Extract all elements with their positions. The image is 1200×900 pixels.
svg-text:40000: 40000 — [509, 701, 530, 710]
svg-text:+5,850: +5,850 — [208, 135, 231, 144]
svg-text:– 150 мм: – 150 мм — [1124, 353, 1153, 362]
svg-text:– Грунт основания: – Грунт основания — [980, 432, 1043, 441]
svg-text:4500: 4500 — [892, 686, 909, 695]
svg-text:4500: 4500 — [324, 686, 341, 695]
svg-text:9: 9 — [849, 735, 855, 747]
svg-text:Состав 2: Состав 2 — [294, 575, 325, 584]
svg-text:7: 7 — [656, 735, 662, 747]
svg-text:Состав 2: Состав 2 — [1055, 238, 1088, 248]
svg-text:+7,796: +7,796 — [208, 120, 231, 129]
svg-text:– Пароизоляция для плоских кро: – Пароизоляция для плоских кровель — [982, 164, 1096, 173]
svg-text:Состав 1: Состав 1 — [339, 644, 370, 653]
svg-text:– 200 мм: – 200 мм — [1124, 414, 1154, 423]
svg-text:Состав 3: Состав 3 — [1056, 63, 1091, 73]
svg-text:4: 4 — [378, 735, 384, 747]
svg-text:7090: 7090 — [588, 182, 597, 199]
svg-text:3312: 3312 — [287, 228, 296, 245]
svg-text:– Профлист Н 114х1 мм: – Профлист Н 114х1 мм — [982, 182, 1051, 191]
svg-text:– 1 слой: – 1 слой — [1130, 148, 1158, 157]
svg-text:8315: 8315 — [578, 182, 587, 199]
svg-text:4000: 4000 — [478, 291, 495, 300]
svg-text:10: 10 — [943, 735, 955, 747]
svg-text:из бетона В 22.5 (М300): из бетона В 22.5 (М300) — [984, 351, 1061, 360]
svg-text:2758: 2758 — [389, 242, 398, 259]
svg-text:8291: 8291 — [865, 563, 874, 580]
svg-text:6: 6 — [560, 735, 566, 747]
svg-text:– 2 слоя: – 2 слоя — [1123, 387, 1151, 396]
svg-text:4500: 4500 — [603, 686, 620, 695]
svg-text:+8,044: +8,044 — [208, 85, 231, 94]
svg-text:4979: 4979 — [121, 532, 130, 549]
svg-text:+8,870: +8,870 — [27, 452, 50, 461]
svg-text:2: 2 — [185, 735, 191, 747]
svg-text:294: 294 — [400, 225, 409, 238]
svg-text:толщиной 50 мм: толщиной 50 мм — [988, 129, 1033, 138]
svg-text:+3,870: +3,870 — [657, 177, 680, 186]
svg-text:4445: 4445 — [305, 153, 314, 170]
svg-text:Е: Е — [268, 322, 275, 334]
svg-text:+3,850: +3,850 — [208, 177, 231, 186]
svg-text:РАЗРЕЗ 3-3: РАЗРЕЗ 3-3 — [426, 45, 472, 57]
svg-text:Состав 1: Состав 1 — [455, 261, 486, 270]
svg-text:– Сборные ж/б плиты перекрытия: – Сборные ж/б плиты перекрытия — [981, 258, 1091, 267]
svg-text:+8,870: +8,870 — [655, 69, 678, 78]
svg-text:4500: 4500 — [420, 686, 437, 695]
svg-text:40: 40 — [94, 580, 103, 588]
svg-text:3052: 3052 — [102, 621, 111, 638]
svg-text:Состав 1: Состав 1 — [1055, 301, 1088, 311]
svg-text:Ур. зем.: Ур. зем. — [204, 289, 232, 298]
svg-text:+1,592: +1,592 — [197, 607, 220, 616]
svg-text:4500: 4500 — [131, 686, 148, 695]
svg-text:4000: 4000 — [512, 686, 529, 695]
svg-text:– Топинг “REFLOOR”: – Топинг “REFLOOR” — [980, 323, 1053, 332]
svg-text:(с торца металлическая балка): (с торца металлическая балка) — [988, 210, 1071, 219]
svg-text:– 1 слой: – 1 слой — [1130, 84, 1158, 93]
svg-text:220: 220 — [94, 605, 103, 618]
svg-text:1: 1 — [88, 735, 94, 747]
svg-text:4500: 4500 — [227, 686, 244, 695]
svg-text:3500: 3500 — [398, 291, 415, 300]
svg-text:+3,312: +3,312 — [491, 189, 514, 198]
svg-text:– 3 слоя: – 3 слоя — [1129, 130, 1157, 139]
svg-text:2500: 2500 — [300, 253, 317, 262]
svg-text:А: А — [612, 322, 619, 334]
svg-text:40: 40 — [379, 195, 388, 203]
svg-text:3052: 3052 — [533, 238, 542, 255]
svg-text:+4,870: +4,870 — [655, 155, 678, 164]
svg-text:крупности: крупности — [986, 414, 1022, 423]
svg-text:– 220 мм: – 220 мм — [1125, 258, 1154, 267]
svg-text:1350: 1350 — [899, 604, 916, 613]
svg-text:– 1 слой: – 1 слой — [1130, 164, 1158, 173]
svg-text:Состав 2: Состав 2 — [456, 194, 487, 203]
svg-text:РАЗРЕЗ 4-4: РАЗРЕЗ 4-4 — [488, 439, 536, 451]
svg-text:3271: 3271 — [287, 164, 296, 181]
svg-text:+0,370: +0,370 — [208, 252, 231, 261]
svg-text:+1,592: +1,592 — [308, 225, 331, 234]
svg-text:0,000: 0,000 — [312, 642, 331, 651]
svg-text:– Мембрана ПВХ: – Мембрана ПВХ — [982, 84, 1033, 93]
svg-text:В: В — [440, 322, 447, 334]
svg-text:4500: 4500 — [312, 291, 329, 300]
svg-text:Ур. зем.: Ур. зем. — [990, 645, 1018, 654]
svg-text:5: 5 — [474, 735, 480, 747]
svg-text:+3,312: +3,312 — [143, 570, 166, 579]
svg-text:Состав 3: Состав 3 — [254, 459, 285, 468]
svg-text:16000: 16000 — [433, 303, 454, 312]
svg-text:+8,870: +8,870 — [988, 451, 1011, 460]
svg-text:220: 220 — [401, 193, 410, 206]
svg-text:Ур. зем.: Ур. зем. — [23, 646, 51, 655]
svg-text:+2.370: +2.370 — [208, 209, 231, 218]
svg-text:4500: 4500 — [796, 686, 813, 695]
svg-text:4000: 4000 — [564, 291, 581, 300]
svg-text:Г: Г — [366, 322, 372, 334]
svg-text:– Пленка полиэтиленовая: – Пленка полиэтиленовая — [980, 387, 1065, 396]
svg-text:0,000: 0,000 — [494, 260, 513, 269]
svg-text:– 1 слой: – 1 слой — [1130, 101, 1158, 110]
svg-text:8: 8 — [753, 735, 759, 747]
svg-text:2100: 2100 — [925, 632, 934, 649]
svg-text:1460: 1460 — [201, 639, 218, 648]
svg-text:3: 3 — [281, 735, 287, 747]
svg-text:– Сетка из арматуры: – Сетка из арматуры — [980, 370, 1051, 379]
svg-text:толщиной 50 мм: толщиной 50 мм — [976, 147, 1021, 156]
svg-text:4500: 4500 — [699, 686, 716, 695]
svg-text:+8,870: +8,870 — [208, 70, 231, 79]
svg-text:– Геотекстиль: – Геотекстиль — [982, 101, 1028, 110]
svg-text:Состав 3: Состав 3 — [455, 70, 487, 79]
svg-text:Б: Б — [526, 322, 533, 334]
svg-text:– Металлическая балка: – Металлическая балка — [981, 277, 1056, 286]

******************************

### Given problem
Copy out all of the rows above, replacing every instance of "Состав 2" with "Состав 4" and changing nothing else.

### Correct response
Extract all elements with their positions. The image is 1200×900 pixels.
svg-text:40000: 40000 — [509, 701, 530, 710]
svg-text:+5,850: +5,850 — [208, 135, 231, 144]
svg-text:– 150 мм: – 150 мм — [1124, 353, 1153, 362]
svg-text:– Грунт основания: – Грунт основания — [980, 432, 1043, 441]
svg-text:4500: 4500 — [892, 686, 909, 695]
svg-text:4500: 4500 — [324, 686, 341, 695]
svg-text:9: 9 — [849, 735, 855, 747]
svg-text:Состав 4: Состав 4 — [294, 575, 325, 584]
svg-text:7: 7 — [656, 735, 662, 747]
svg-text:Состав 4: Состав 4 — [1055, 238, 1088, 248]
svg-text:+7,796: +7,796 — [208, 120, 231, 129]
svg-text:– Пароизоляция для плоских кро: – Пароизоляция для плоских кровель — [982, 164, 1096, 173]
svg-text:Состав 1: Состав 1 — [339, 644, 370, 653]
svg-text:– 200 мм: – 200 мм — [1124, 414, 1154, 423]
svg-text:Состав 3: Состав 3 — [1056, 63, 1091, 73]
svg-text:4: 4 — [378, 735, 384, 747]
svg-text:7090: 7090 — [588, 182, 597, 199]
svg-text:3312: 3312 — [287, 228, 296, 245]
svg-text:– Профлист Н 114х1 мм: – Профлист Н 114х1 мм — [982, 182, 1051, 191]
svg-text:– 1 слой: – 1 слой — [1130, 148, 1158, 157]
svg-text:8315: 8315 — [578, 182, 587, 199]
svg-text:4000: 4000 — [478, 291, 495, 300]
svg-text:10: 10 — [943, 735, 955, 747]
svg-text:из бетона В 22.5 (М300): из бетона В 22.5 (М300) — [984, 351, 1061, 360]
svg-text:2758: 2758 — [389, 242, 398, 259]
svg-text:8291: 8291 — [865, 563, 874, 580]
svg-text:6: 6 — [560, 735, 566, 747]
svg-text:– 2 слоя: – 2 слоя — [1123, 387, 1151, 396]
svg-text:4500: 4500 — [603, 686, 620, 695]
svg-text:+8,044: +8,044 — [208, 85, 231, 94]
svg-text:4979: 4979 — [121, 532, 130, 549]
svg-text:+8,870: +8,870 — [27, 452, 50, 461]
svg-text:2: 2 — [185, 735, 191, 747]
svg-text:294: 294 — [400, 225, 409, 238]
svg-text:толщиной 50 мм: толщиной 50 мм — [988, 129, 1033, 138]
svg-text:+3,870: +3,870 — [657, 177, 680, 186]
svg-text:4445: 4445 — [305, 153, 314, 170]
svg-text:Е: Е — [268, 322, 275, 334]
svg-text:+3,850: +3,850 — [208, 177, 231, 186]
svg-text:РАЗРЕЗ 3-3: РАЗРЕЗ 3-3 — [426, 45, 472, 57]
svg-text:Состав 1: Состав 1 — [455, 261, 486, 270]
svg-text:– Сборные ж/б плиты перекрытия: – Сборные ж/б плиты перекрытия — [981, 258, 1091, 267]
svg-text:+8,870: +8,870 — [655, 69, 678, 78]
svg-text:4500: 4500 — [420, 686, 437, 695]
svg-text:40: 40 — [94, 580, 103, 588]
svg-text:3052: 3052 — [102, 621, 111, 638]
svg-text:Состав 1: Состав 1 — [1055, 301, 1088, 311]
svg-text:Ур. зем.: Ур. зем. — [204, 289, 232, 298]
svg-text:+1,592: +1,592 — [197, 607, 220, 616]
svg-text:4500: 4500 — [131, 686, 148, 695]
svg-text:4000: 4000 — [512, 686, 529, 695]
svg-text:– Топинг “REFLOOR”: – Топинг “REFLOOR” — [980, 323, 1053, 332]
svg-text:(с торца металлическая балка): (с торца металлическая балка) — [988, 210, 1071, 219]
svg-text:– 1 слой: – 1 слой — [1130, 84, 1158, 93]
svg-text:220: 220 — [94, 605, 103, 618]
svg-text:1: 1 — [88, 735, 94, 747]
svg-text:4500: 4500 — [227, 686, 244, 695]
svg-text:3500: 3500 — [398, 291, 415, 300]
svg-text:+3,312: +3,312 — [491, 189, 514, 198]
svg-text:– 3 слоя: – 3 слоя — [1129, 130, 1157, 139]
svg-text:2500: 2500 — [300, 253, 317, 262]
svg-text:А: А — [612, 322, 619, 334]
svg-text:40: 40 — [379, 195, 388, 203]
svg-text:3052: 3052 — [533, 238, 542, 255]
svg-text:+4,870: +4,870 — [655, 155, 678, 164]
svg-text:крупности: крупности — [986, 414, 1022, 423]
svg-text:– 220 мм: – 220 мм — [1125, 258, 1154, 267]
svg-text:1350: 1350 — [899, 604, 916, 613]
svg-text:– 1 слой: – 1 слой — [1130, 164, 1158, 173]
svg-text:Состав 4: Состав 4 — [456, 194, 487, 203]
svg-text:РАЗРЕЗ 4-4: РАЗРЕЗ 4-4 — [488, 439, 536, 451]
svg-text:3271: 3271 — [287, 164, 296, 181]
svg-text:+0,370: +0,370 — [208, 252, 231, 261]
svg-text:+1,592: +1,592 — [308, 225, 331, 234]
svg-text:0,000: 0,000 — [312, 642, 331, 651]
svg-text:– Мембрана ПВХ: – Мембрана ПВХ — [982, 84, 1033, 93]
svg-text:В: В — [440, 322, 447, 334]
svg-text:4500: 4500 — [312, 291, 329, 300]
svg-text:Ур. зем.: Ур. зем. — [990, 645, 1018, 654]
svg-text:5: 5 — [474, 735, 480, 747]
svg-text:+3,312: +3,312 — [143, 570, 166, 579]
svg-text:Состав 3: Состав 3 — [254, 459, 285, 468]
svg-text:16000: 16000 — [433, 303, 454, 312]
svg-text:+8,870: +8,870 — [988, 451, 1011, 460]
svg-text:220: 220 — [401, 193, 410, 206]
svg-text:Ур. зем.: Ур. зем. — [23, 646, 51, 655]
svg-text:+2.370: +2.370 — [208, 209, 231, 218]
svg-text:4500: 4500 — [796, 686, 813, 695]
svg-text:4000: 4000 — [564, 291, 581, 300]
svg-text:Г: Г — [366, 322, 372, 334]
svg-text:– Пленка полиэтиленовая: – Пленка полиэтиленовая — [980, 387, 1065, 396]
svg-text:0,000: 0,000 — [494, 260, 513, 269]
svg-text:– 1 слой: – 1 слой — [1130, 101, 1158, 110]
svg-text:8: 8 — [753, 735, 759, 747]
svg-text:2100: 2100 — [925, 632, 934, 649]
svg-text:1460: 1460 — [201, 639, 218, 648]
svg-text:3: 3 — [281, 735, 287, 747]
svg-text:– Сетка из арматуры: – Сетка из арматуры — [980, 370, 1051, 379]
svg-text:толщиной 50 мм: толщиной 50 мм — [976, 147, 1021, 156]
svg-text:4500: 4500 — [699, 686, 716, 695]
svg-text:+8,870: +8,870 — [208, 70, 231, 79]
svg-text:– Геотекстиль: – Геотекстиль — [982, 101, 1028, 110]
svg-text:Состав 3: Состав 3 — [455, 70, 487, 79]
svg-text:Б: Б — [526, 322, 533, 334]
svg-text:– Металлическая балка: – Металлическая балка — [981, 277, 1056, 286]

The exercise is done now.